> [YOUR TASK]
Reproduce the listing below in full and without alteration, apart from its pictures.

── GIVEN INFORMATION ──

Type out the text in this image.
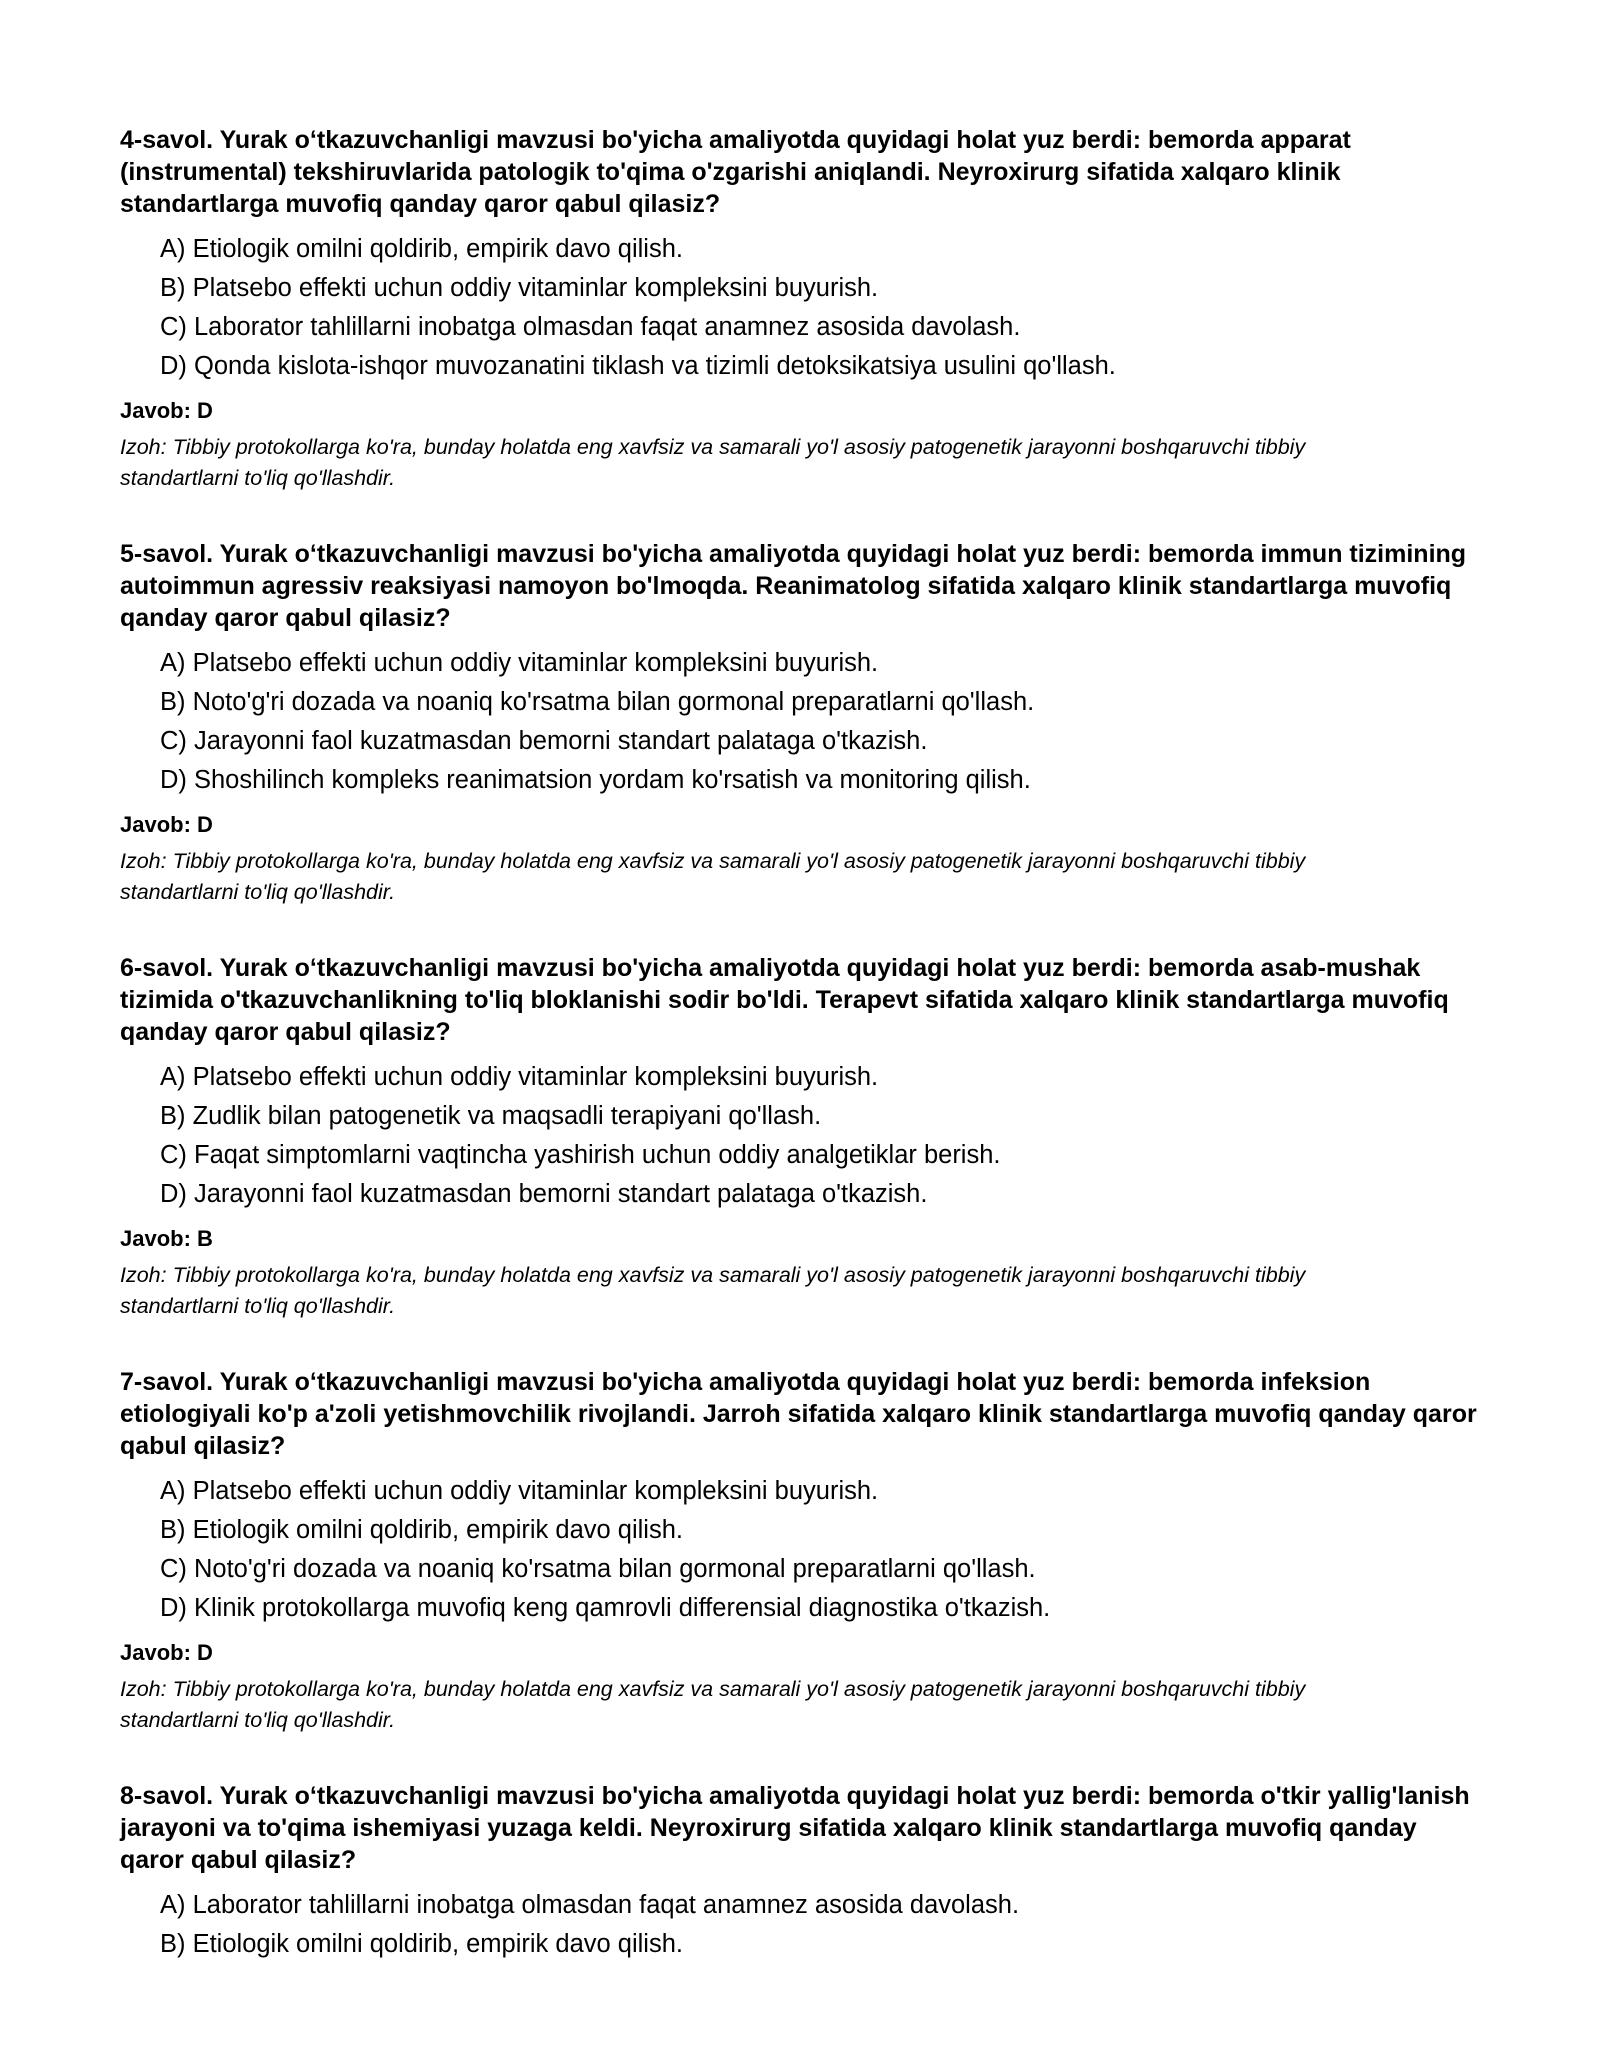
4-savol. Yurak o‘tkazuvchanligi mavzusi bo'yicha amaliyotda quyidagi holat yuz berdi: bemorda apparat (instrumental) tekshiruvlarida patologik to'qima o'zgarishi aniqlandi. Neyroxirurg sifatida xalqaro klinik standartlarga muvofiq qanday qaror qabul qilasiz?
A) Etiologik omilni qoldirib, empirik davo qilish.
B) Platsebo effekti uchun oddiy vitaminlar kompleksini buyurish.
C) Laborator tahlillarni inobatga olmasdan faqat anamnez asosida davolash.
D) Qonda kislota-ishqor muvozanatini tiklash va tizimli detoksikatsiya usulini qo'llash.
Javob: D
Izoh: Tibbiy protokollarga ko'ra, bunday holatda eng xavfsiz va samarali yo'l asosiy patogenetik jarayonni boshqaruvchi tibbiy standartlarni to'liq qo'llashdir.
5-savol. Yurak o‘tkazuvchanligi mavzusi bo'yicha amaliyotda quyidagi holat yuz berdi: bemorda immun tizimining autoimmun agressiv reaksiyasi namoyon bo'lmoqda. Reanimatolog sifatida xalqaro klinik standartlarga muvofiq qanday qaror qabul qilasiz?
A) Platsebo effekti uchun oddiy vitaminlar kompleksini buyurish.
B) Noto'g'ri dozada va noaniq ko'rsatma bilan gormonal preparatlarni qo'llash.
C) Jarayonni faol kuzatmasdan bemorni standart palataga o'tkazish.
D) Shoshilinch kompleks reanimatsion yordam ko'rsatish va monitoring qilish.
Javob: D
Izoh: Tibbiy protokollarga ko'ra, bunday holatda eng xavfsiz va samarali yo'l asosiy patogenetik jarayonni boshqaruvchi tibbiy standartlarni to'liq qo'llashdir.
6-savol. Yurak o‘tkazuvchanligi mavzusi bo'yicha amaliyotda quyidagi holat yuz berdi: bemorda asab-mushak tizimida o'tkazuvchanlikning to'liq bloklanishi sodir bo'ldi. Terapevt sifatida xalqaro klinik standartlarga muvofiq qanday qaror qabul qilasiz?
A) Platsebo effekti uchun oddiy vitaminlar kompleksini buyurish.
B) Zudlik bilan patogenetik va maqsadli terapiyani qo'llash.
C) Faqat simptomlarni vaqtincha yashirish uchun oddiy analgetiklar berish.
D) Jarayonni faol kuzatmasdan bemorni standart palataga o'tkazish.
Javob: B
Izoh: Tibbiy protokollarga ko'ra, bunday holatda eng xavfsiz va samarali yo'l asosiy patogenetik jarayonni boshqaruvchi tibbiy standartlarni to'liq qo'llashdir.
7-savol. Yurak o‘tkazuvchanligi mavzusi bo'yicha amaliyotda quyidagi holat yuz berdi: bemorda infeksion etiologiyali ko'p a'zoli yetishmovchilik rivojlandi. Jarroh sifatida xalqaro klinik standartlarga muvofiq qanday qaror qabul qilasiz?
A) Platsebo effekti uchun oddiy vitaminlar kompleksini buyurish.
B) Etiologik omilni qoldirib, empirik davo qilish.
C) Noto'g'ri dozada va noaniq ko'rsatma bilan gormonal preparatlarni qo'llash.
D) Klinik protokollarga muvofiq keng qamrovli differensial diagnostika o'tkazish.
Javob: D
Izoh: Tibbiy protokollarga ko'ra, bunday holatda eng xavfsiz va samarali yo'l asosiy patogenetik jarayonni boshqaruvchi tibbiy standartlarni to'liq qo'llashdir.
8-savol. Yurak o‘tkazuvchanligi mavzusi bo'yicha amaliyotda quyidagi holat yuz berdi: bemorda o'tkir yallig'lanish jarayoni va to'qima ishemiyasi yuzaga keldi. Neyroxirurg sifatida xalqaro klinik standartlarga muvofiq qanday qaror qabul qilasiz?
A) Laborator tahlillarni inobatga olmasdan faqat anamnez asosida davolash.
B) Etiologik omilni qoldirib, empirik davo qilish.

───

> [ANSWER FOR THIS EXERCISE]
Type out the text in this image.
4-savol. Yurak o‘tkazuvchanligi mavzusi bo'yicha amaliyotda quyidagi holat yuz berdi: bemorda apparat (instrumental) tekshiruvlarida patologik to'qima o'zgarishi aniqlandi. Neyroxirurg sifatida xalqaro klinik standartlarga muvofiq qanday qaror qabul qilasiz?
A) Etiologik omilni qoldirib, empirik davo qilish.
B) Platsebo effekti uchun oddiy vitaminlar kompleksini buyurish.
C) Laborator tahlillarni inobatga olmasdan faqat anamnez asosida davolash.
D) Qonda kislota-ishqor muvozanatini tiklash va tizimli detoksikatsiya usulini qo'llash.
Javob: D
Izoh: Tibbiy protokollarga ko'ra, bunday holatda eng xavfsiz va samarali yo'l asosiy patogenetik jarayonni boshqaruvchi tibbiy standartlarni to'liq qo'llashdir.
5-savol. Yurak o‘tkazuvchanligi mavzusi bo'yicha amaliyotda quyidagi holat yuz berdi: bemorda immun tizimining autoimmun agressiv reaksiyasi namoyon bo'lmoqda. Reanimatolog sifatida xalqaro klinik standartlarga muvofiq qanday qaror qabul qilasiz?
A) Platsebo effekti uchun oddiy vitaminlar kompleksini buyurish.
B) Noto'g'ri dozada va noaniq ko'rsatma bilan gormonal preparatlarni qo'llash.
C) Jarayonni faol kuzatmasdan bemorni standart palataga o'tkazish.
D) Shoshilinch kompleks reanimatsion yordam ko'rsatish va monitoring qilish.
Javob: D
Izoh: Tibbiy protokollarga ko'ra, bunday holatda eng xavfsiz va samarali yo'l asosiy patogenetik jarayonni boshqaruvchi tibbiy standartlarni to'liq qo'llashdir.
6-savol. Yurak o‘tkazuvchanligi mavzusi bo'yicha amaliyotda quyidagi holat yuz berdi: bemorda asab-mushak tizimida o'tkazuvchanlikning to'liq bloklanishi sodir bo'ldi. Terapevt sifatida xalqaro klinik standartlarga muvofiq qanday qaror qabul qilasiz?
A) Platsebo effekti uchun oddiy vitaminlar kompleksini buyurish.
B) Zudlik bilan patogenetik va maqsadli terapiyani qo'llash.
C) Faqat simptomlarni vaqtincha yashirish uchun oddiy analgetiklar berish.
D) Jarayonni faol kuzatmasdan bemorni standart palataga o'tkazish.
Javob: B
Izoh: Tibbiy protokollarga ko'ra, bunday holatda eng xavfsiz va samarali yo'l asosiy patogenetik jarayonni boshqaruvchi tibbiy standartlarni to'liq qo'llashdir.
7-savol. Yurak o‘tkazuvchanligi mavzusi bo'yicha amaliyotda quyidagi holat yuz berdi: bemorda infeksion etiologiyali ko'p a'zoli yetishmovchilik rivojlandi. Jarroh sifatida xalqaro klinik standartlarga muvofiq qanday qaror qabul qilasiz?
A) Platsebo effekti uchun oddiy vitaminlar kompleksini buyurish.
B) Etiologik omilni qoldirib, empirik davo qilish.
C) Noto'g'ri dozada va noaniq ko'rsatma bilan gormonal preparatlarni qo'llash.
D) Klinik protokollarga muvofiq keng qamrovli differensial diagnostika o'tkazish.
Javob: D
Izoh: Tibbiy protokollarga ko'ra, bunday holatda eng xavfsiz va samarali yo'l asosiy patogenetik jarayonni boshqaruvchi tibbiy standartlarni to'liq qo'llashdir.
8-savol. Yurak o‘tkazuvchanligi mavzusi bo'yicha amaliyotda quyidagi holat yuz berdi: bemorda o'tkir yallig'lanish jarayoni va to'qima ishemiyasi yuzaga keldi. Neyroxirurg sifatida xalqaro klinik standartlarga muvofiq qanday qaror qabul qilasiz?
A) Laborator tahlillarni inobatga olmasdan faqat anamnez asosida davolash.
B) Etiologik omilni qoldirib, empirik davo qilish.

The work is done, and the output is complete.